What is needed
Extract the full listing verbatim and drop any pictures from your copy.

Records provided
__________
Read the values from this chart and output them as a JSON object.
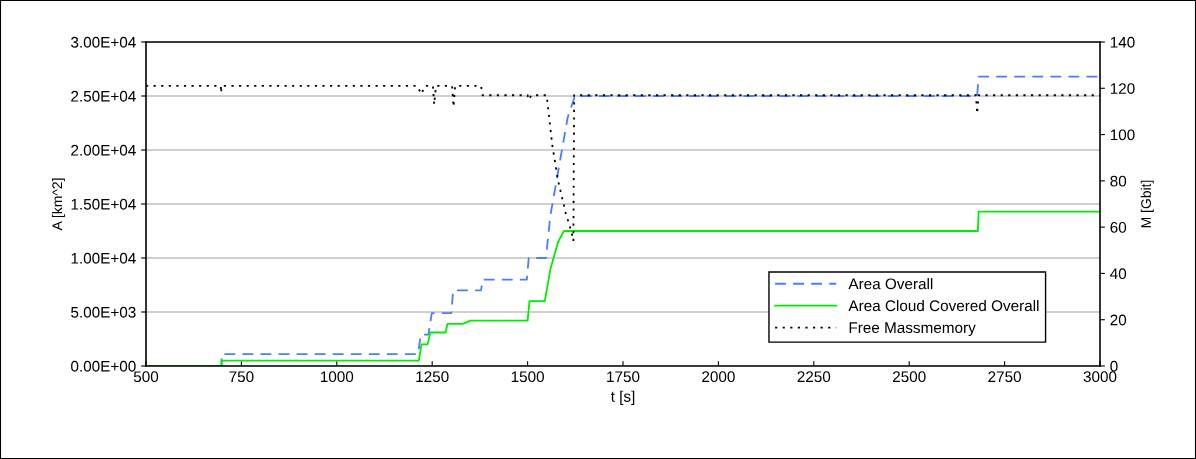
{
  "chart_data": {
    "type": "line",
    "xlabel": "t [s]",
    "ylabel": "A [km^2]",
    "y2label": "M [Gbit]",
    "xlim": [
      500,
      3000
    ],
    "xticks": [
      500,
      750,
      1000,
      1250,
      1500,
      1750,
      2000,
      2250,
      2500,
      2750,
      3000
    ],
    "ylim": [
      0,
      30000
    ],
    "yticks": [
      {
        "value": 0,
        "label": "0.00E+00"
      },
      {
        "value": 5000,
        "label": "5.00E+03"
      },
      {
        "value": 10000,
        "label": "1.00E+04"
      },
      {
        "value": 15000,
        "label": "1.50E+04"
      },
      {
        "value": 20000,
        "label": "2.00E+04"
      },
      {
        "value": 25000,
        "label": "2.50E+04"
      },
      {
        "value": 30000,
        "label": "3.00E+04"
      }
    ],
    "y2lim": [
      0,
      140
    ],
    "y2ticks": [
      0,
      20,
      40,
      60,
      80,
      100,
      120,
      140
    ],
    "grid": "y",
    "legend": "bottom right",
    "series": [
      {
        "name": "Area Overall",
        "color": "#4a7dff",
        "line_style": "dashed",
        "x": [
          500,
          698,
          698,
          1213,
          1220,
          1240,
          1249,
          1300,
          1305,
          1378,
          1382,
          1498,
          1503,
          1548,
          1560,
          1575,
          1590,
          1605,
          1624,
          2678,
          2682,
          3000
        ],
        "values": [
          0,
          0,
          1100,
          1100,
          2900,
          2900,
          4900,
          4900,
          7000,
          7000,
          8000,
          8000,
          10000,
          10000,
          14000,
          17000,
          20000,
          23000,
          25000,
          25000,
          26800,
          26800
        ]
      },
      {
        "name": "Area Cloud Covered Overall",
        "color": "#00ee00",
        "line_style": "solid",
        "x": [
          500,
          698,
          698,
          1215,
          1222,
          1238,
          1245,
          1285,
          1290,
          1330,
          1350,
          1500,
          1505,
          1545,
          1560,
          1580,
          1595,
          2680,
          2682,
          3000
        ],
        "values": [
          0,
          0,
          500,
          500,
          2000,
          2000,
          3100,
          3100,
          3900,
          3900,
          4200,
          4200,
          6000,
          6000,
          9000,
          11500,
          12500,
          12500,
          14300,
          14300
        ]
      },
      {
        "name": "Free Massmemory",
        "color": "#000000",
        "line_style": "dotted",
        "axis": "y2",
        "x": [
          500,
          696,
          697,
          698,
          1210,
          1222,
          1230,
          1252,
          1255,
          1260,
          1302,
          1306,
          1310,
          1378,
          1382,
          1500,
          1503,
          1510,
          1550,
          1565,
          1580,
          1600,
          1615,
          1620,
          1622,
          2675,
          2678,
          2682,
          3000
        ],
        "values": [
          121,
          121,
          118,
          121,
          121,
          117.5,
          121,
          121,
          113,
          121,
          121,
          112,
          121,
          121,
          117,
          117,
          115,
          117,
          117,
          95,
          80,
          66,
          58,
          54,
          117,
          117,
          109,
          117,
          117
        ]
      }
    ]
  }
}
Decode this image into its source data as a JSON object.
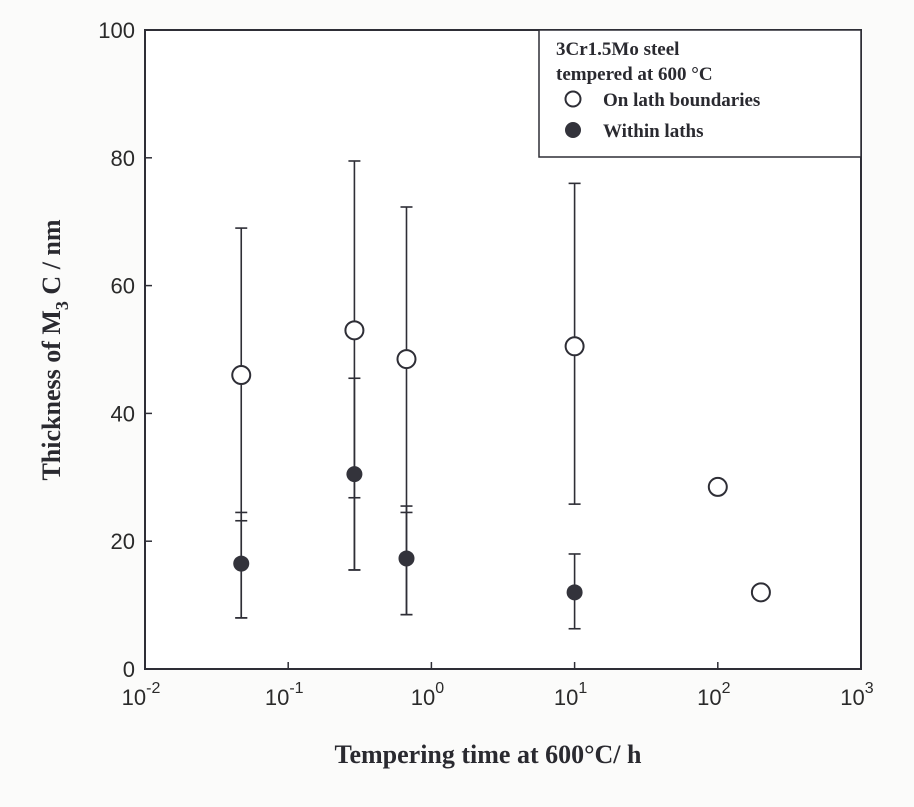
{
  "chart_data": {
    "type": "scatter",
    "title": "",
    "xlabel": "Tempering time at 600°C/ h",
    "ylabel": "Thickness of M3C / nm",
    "xscale": "log",
    "xlim": [
      0.01,
      1000
    ],
    "ylim": [
      0,
      100
    ],
    "x_ticks": [
      "10^-2",
      "10^-1",
      "10^0",
      "10^1",
      "10^2",
      "10^3"
    ],
    "y_ticks": [
      0,
      20,
      40,
      60,
      80,
      100
    ],
    "grid": false,
    "legend_position": "upper right",
    "legend_title": [
      "3Cr1.5Mo  steel",
      "tempered  at  600 °C"
    ],
    "series": [
      {
        "name": "On lath boundaries",
        "marker": "open-circle",
        "points": [
          {
            "x": 0.047,
            "y": 46,
            "err_low": 8,
            "err_high": 69
          },
          {
            "x": 0.29,
            "y": 53,
            "err_low": 15.5,
            "err_high": 79.5
          },
          {
            "x": 0.67,
            "y": 48.5,
            "err_low": 8.5,
            "err_high": 72.3
          },
          {
            "x": 10,
            "y": 50.5,
            "err_low": 25.8,
            "err_high": 76
          },
          {
            "x": 100,
            "y": 28.5
          },
          {
            "x": 200,
            "y": 12
          }
        ]
      },
      {
        "name": "Within laths",
        "marker": "filled-circle",
        "points": [
          {
            "x": 0.047,
            "y": 16.5,
            "err_low": 8,
            "err_high": 24.5,
            "inner_tick": 23.2
          },
          {
            "x": 0.29,
            "y": 30.5,
            "err_low": 15.5,
            "err_high": 45.5,
            "inner_tick": 26.8
          },
          {
            "x": 0.67,
            "y": 17.3,
            "err_low": 8.5,
            "err_high": 25.5,
            "inner_tick": 24.5
          },
          {
            "x": 10,
            "y": 12,
            "err_low": 6.3,
            "err_high": 18
          }
        ]
      }
    ]
  },
  "labels": {
    "y_title_pre": "Thickness of M",
    "y_title_sub": "3",
    "y_title_post": " C / nm",
    "x_title": "Tempering time at 600°C/ h",
    "legend_line1": "3Cr1.5Mo  steel",
    "legend_line2": "tempered  at  600 °C",
    "legend_item1": "On lath boundaries",
    "legend_item2": "Within laths"
  },
  "colors": {
    "ink": "#2e2e36",
    "background": "#fbfbfa",
    "filled_marker": "#33333b"
  }
}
__________
Response to the exercise
Read the values from this chart and output them as a JSON object.
{
  "chart_data": {
    "type": "line",
    "xlabel": "t [s]",
    "ylabel": "A [km^2]",
    "y2label": "M [Gbit]",
    "xlim": [
      500,
      3000
    ],
    "xticks": [
      500,
      750,
      1000,
      1250,
      1500,
      1750,
      2000,
      2250,
      2500,
      2750,
      3000
    ],
    "ylim": [
      0,
      30000
    ],
    "yticks": [
      {
        "value": 0,
        "label": "0.00E+00"
      },
      {
        "value": 5000,
        "label": "5.00E+03"
      },
      {
        "value": 10000,
        "label": "1.00E+04"
      },
      {
        "value": 15000,
        "label": "1.50E+04"
      },
      {
        "value": 20000,
        "label": "2.00E+04"
      },
      {
        "value": 25000,
        "label": "2.50E+04"
      },
      {
        "value": 30000,
        "label": "3.00E+04"
      }
    ],
    "y2lim": [
      0,
      140
    ],
    "y2ticks": [
      0,
      20,
      40,
      60,
      80,
      100,
      120,
      140
    ],
    "grid": "y",
    "legend": "bottom right",
    "series": [
      {
        "name": "Area Overall",
        "color": "#4a7dff",
        "line_style": "dashed",
        "x": [
          500,
          698,
          698,
          1213,
          1220,
          1240,
          1249,
          1300,
          1305,
          1378,
          1382,
          1498,
          1503,
          1548,
          1560,
          1575,
          1590,
          1605,
          1624,
          2678,
          2682,
          3000
        ],
        "values": [
          0,
          0,
          1100,
          1100,
          2900,
          2900,
          4900,
          4900,
          7000,
          7000,
          8000,
          8000,
          10000,
          10000,
          14000,
          17000,
          20000,
          23000,
          25000,
          25000,
          26800,
          26800
        ]
      },
      {
        "name": "Area Cloud Covered Overall",
        "color": "#00ee00",
        "line_style": "solid",
        "x": [
          500,
          698,
          698,
          1215,
          1222,
          1238,
          1245,
          1285,
          1290,
          1330,
          1350,
          1500,
          1505,
          1545,
          1560,
          1580,
          1595,
          2680,
          2682,
          3000
        ],
        "values": [
          0,
          0,
          500,
          500,
          2000,
          2000,
          3100,
          3100,
          3900,
          3900,
          4200,
          4200,
          6000,
          6000,
          9000,
          11500,
          12500,
          12500,
          14300,
          14300
        ]
      },
      {
        "name": "Free Massmemory",
        "color": "#000000",
        "line_style": "dotted",
        "axis": "y2",
        "x": [
          500,
          696,
          697,
          698,
          1210,
          1222,
          1230,
          1252,
          1255,
          1260,
          1302,
          1306,
          1310,
          1378,
          1382,
          1500,
          1503,
          1510,
          1550,
          1565,
          1580,
          1600,
          1615,
          1620,
          1622,
          2675,
          2678,
          2682,
          3000
        ],
        "values": [
          121,
          121,
          118,
          121,
          121,
          117.5,
          121,
          121,
          113,
          121,
          121,
          112,
          121,
          121,
          117,
          117,
          115,
          117,
          117,
          95,
          80,
          66,
          58,
          54,
          117,
          117,
          109,
          117,
          117
        ]
      }
    ]
  }
}
Decode this image into its source data as a JSON object.
{
  "chart_data": {
    "type": "scatter",
    "title": "",
    "xlabel": "Tempering time at 600°C/ h",
    "ylabel": "Thickness of M3C / nm",
    "xscale": "log",
    "xlim": [
      0.01,
      1000
    ],
    "ylim": [
      0,
      100
    ],
    "x_ticks": [
      "10^-2",
      "10^-1",
      "10^0",
      "10^1",
      "10^2",
      "10^3"
    ],
    "y_ticks": [
      0,
      20,
      40,
      60,
      80,
      100
    ],
    "grid": false,
    "legend_position": "upper right",
    "legend_title": [
      "3Cr1.5Mo  steel",
      "tempered  at  600 °C"
    ],
    "series": [
      {
        "name": "On lath boundaries",
        "marker": "open-circle",
        "points": [
          {
            "x": 0.047,
            "y": 46,
            "err_low": 8,
            "err_high": 69
          },
          {
            "x": 0.29,
            "y": 53,
            "err_low": 15.5,
            "err_high": 79.5
          },
          {
            "x": 0.67,
            "y": 48.5,
            "err_low": 8.5,
            "err_high": 72.3
          },
          {
            "x": 10,
            "y": 50.5,
            "err_low": 25.8,
            "err_high": 76
          },
          {
            "x": 100,
            "y": 28.5
          },
          {
            "x": 200,
            "y": 12
          }
        ]
      },
      {
        "name": "Within laths",
        "marker": "filled-circle",
        "points": [
          {
            "x": 0.047,
            "y": 16.5,
            "err_low": 8,
            "err_high": 24.5,
            "inner_tick": 23.2
          },
          {
            "x": 0.29,
            "y": 30.5,
            "err_low": 15.5,
            "err_high": 45.5,
            "inner_tick": 26.8
          },
          {
            "x": 0.67,
            "y": 17.3,
            "err_low": 8.5,
            "err_high": 25.5,
            "inner_tick": 24.5
          },
          {
            "x": 10,
            "y": 12,
            "err_low": 6.3,
            "err_high": 18
          }
        ]
      }
    ]
  },
  "labels": {
    "y_title_pre": "Thickness of M",
    "y_title_sub": "3",
    "y_title_post": " C / nm",
    "x_title": "Tempering time at 600°C/ h",
    "legend_line1": "3Cr1.5Mo  steel",
    "legend_line2": "tempered  at  600 °C",
    "legend_item1": "On lath boundaries",
    "legend_item2": "Within laths"
  },
  "colors": {
    "ink": "#2e2e36",
    "background": "#fbfbfa",
    "filled_marker": "#33333b"
  }
}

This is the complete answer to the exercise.